Requirement> Copy out the records without any change, starting at the first line and ending at the line that contains "tick-sign: - xyxy=(871,1440,877,1459)", with both of those lines included.

---------- Stored rows ----------

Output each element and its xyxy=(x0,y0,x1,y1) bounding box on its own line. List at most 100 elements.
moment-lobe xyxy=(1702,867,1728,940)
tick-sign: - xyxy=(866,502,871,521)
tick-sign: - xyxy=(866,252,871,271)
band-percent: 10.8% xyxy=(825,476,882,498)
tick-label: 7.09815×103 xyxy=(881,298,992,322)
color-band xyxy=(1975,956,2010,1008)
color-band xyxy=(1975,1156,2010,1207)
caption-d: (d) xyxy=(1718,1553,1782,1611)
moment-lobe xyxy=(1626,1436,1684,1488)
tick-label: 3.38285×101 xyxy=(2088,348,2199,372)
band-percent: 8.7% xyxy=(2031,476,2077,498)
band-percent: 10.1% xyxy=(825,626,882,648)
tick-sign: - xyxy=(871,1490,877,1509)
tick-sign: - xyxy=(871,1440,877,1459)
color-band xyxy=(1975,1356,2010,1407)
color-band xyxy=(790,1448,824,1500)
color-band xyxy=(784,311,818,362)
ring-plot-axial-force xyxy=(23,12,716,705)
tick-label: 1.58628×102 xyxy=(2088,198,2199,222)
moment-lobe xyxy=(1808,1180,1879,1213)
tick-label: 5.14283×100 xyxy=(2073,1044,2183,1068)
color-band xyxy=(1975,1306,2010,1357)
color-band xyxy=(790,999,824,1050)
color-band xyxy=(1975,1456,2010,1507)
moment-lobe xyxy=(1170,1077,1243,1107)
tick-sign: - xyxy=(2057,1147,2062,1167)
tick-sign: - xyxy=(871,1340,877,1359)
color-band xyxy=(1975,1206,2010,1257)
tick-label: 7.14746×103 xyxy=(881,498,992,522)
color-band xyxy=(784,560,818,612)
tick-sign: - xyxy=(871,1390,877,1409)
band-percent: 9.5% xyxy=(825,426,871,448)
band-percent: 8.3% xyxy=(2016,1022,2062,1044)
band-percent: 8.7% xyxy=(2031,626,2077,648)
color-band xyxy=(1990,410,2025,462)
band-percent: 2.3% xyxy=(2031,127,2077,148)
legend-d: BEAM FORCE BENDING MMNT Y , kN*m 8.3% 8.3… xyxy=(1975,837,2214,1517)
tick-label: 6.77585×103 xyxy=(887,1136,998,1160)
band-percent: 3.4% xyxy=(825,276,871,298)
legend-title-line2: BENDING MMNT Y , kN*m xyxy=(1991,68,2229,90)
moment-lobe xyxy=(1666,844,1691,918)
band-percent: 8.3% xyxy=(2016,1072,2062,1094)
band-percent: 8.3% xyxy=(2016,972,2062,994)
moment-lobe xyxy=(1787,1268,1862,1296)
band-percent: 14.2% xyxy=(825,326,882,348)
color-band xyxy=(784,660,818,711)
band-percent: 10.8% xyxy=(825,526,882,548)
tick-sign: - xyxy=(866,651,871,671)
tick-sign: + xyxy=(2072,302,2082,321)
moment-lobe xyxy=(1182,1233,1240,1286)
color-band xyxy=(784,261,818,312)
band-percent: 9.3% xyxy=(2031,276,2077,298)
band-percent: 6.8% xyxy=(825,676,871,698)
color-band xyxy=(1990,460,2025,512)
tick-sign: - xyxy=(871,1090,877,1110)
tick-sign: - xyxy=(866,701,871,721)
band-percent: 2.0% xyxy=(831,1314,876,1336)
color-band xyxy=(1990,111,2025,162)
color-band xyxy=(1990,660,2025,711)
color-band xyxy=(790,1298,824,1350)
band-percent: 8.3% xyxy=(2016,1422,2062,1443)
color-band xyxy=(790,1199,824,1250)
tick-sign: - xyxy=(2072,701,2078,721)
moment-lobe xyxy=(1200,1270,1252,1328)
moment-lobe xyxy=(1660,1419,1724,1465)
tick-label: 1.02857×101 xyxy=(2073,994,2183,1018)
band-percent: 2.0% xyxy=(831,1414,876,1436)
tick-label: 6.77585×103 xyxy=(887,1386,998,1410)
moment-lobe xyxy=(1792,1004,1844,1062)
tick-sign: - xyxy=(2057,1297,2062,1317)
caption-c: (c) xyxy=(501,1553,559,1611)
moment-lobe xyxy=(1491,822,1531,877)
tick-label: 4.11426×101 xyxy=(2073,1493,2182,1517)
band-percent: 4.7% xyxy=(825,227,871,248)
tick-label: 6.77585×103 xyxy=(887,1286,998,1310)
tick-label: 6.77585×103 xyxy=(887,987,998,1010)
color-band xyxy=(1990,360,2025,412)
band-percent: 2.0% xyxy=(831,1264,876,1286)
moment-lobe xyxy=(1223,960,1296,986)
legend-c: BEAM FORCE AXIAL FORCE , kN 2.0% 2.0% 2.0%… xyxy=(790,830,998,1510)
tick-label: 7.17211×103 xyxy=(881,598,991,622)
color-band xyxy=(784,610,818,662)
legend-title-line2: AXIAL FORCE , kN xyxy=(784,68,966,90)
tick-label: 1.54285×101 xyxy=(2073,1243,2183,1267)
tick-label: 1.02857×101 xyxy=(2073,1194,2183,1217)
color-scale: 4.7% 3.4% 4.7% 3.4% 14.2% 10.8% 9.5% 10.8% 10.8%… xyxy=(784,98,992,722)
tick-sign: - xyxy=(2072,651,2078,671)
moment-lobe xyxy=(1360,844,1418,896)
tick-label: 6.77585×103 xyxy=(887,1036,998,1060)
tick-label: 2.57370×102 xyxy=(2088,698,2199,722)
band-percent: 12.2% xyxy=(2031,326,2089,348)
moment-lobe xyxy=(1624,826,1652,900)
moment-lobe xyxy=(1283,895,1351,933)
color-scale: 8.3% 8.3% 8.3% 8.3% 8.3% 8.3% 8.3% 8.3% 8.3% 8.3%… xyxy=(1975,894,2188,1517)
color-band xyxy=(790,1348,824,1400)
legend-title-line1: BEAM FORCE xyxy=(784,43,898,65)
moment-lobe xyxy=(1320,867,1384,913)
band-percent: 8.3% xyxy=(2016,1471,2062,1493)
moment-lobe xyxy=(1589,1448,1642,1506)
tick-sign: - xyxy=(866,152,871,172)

----------

Written reply>
Output each element and its xyxy=(x0,y0,x1,y1) bounding box on its own line. List at most 100 elements.
moment-lobe xyxy=(1702,867,1728,940)
tick-sign: - xyxy=(866,502,871,521)
tick-sign: - xyxy=(866,252,871,271)
band-percent: 10.8% xyxy=(825,476,882,498)
tick-label: 7.09815×103 xyxy=(881,298,992,322)
color-band xyxy=(1975,956,2010,1008)
color-band xyxy=(1975,1156,2010,1207)
caption-d: (d) xyxy=(1718,1553,1782,1611)
moment-lobe xyxy=(1626,1436,1684,1488)
tick-label: 3.38285×101 xyxy=(2088,348,2199,372)
band-percent: 8.7% xyxy=(2031,476,2077,498)
band-percent: 10.1% xyxy=(825,626,882,648)
tick-sign: - xyxy=(871,1490,877,1509)
tick-sign: - xyxy=(871,1440,877,1459)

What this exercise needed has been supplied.